BEGIN The input
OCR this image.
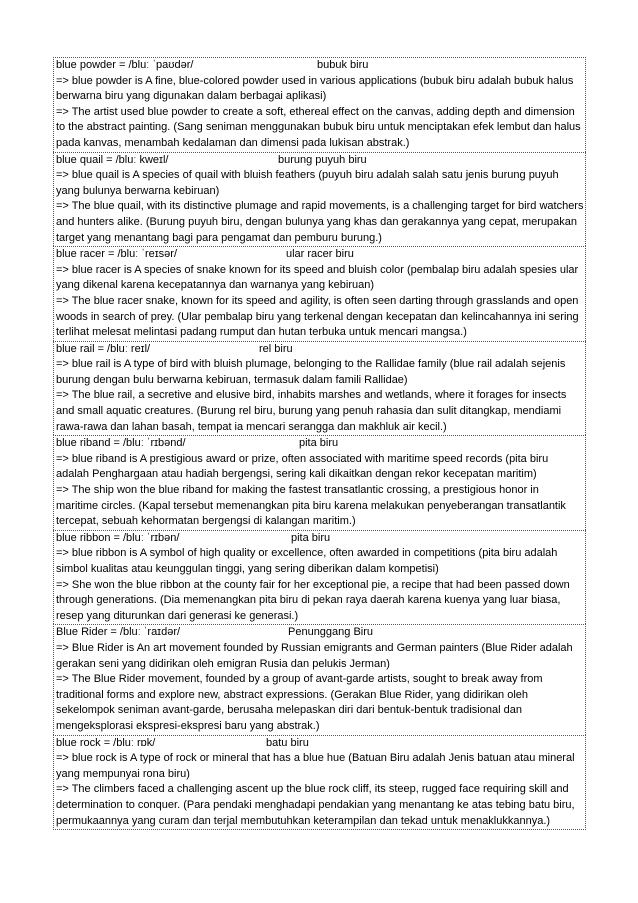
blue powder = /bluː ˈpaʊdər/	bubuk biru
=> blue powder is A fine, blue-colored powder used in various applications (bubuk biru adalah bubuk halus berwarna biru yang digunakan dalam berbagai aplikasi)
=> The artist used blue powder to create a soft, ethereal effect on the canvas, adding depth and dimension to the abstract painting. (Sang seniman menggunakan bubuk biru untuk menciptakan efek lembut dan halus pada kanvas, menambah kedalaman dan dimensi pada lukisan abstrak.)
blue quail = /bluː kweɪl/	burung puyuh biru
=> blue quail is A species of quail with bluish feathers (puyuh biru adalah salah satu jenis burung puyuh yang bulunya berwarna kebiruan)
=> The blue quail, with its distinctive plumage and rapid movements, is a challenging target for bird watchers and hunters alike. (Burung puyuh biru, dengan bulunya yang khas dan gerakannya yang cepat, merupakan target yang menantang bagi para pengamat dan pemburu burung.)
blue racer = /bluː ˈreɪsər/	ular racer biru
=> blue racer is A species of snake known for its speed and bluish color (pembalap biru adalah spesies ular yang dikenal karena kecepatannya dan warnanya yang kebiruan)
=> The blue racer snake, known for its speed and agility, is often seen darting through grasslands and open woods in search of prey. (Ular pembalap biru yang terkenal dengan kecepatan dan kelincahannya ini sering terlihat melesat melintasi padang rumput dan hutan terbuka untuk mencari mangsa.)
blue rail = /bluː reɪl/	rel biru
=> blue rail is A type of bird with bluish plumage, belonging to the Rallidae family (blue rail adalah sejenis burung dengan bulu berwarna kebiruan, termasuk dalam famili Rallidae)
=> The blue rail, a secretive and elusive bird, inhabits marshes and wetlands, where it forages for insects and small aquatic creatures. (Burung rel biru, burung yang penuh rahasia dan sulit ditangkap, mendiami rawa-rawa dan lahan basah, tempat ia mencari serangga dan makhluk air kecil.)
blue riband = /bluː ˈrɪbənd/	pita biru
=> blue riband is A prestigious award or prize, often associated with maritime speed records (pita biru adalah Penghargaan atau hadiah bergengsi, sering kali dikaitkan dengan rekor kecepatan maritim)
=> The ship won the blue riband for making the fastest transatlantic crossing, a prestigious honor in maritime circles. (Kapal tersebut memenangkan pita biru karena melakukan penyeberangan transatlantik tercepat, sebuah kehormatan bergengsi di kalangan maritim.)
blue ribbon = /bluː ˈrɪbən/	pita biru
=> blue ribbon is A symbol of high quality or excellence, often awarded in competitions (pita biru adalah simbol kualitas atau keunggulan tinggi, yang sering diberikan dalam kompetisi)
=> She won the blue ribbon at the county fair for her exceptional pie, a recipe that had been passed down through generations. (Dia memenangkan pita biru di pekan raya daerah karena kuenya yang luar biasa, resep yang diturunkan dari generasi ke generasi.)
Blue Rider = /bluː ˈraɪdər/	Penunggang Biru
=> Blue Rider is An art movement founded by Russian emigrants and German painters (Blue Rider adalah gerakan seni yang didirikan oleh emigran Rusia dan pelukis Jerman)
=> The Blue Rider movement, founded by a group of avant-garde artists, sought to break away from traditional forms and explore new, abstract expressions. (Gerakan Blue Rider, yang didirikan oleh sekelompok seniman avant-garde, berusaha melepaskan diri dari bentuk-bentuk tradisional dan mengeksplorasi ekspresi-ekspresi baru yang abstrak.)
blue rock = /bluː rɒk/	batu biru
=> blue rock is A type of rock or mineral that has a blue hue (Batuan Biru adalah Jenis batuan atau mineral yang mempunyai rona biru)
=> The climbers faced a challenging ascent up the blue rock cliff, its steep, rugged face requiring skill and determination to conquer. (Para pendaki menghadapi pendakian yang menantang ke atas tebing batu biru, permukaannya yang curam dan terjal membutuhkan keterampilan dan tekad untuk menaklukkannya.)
END The input
**To do**
For the data above, state only how many lines include the word "type".

**Solution**
2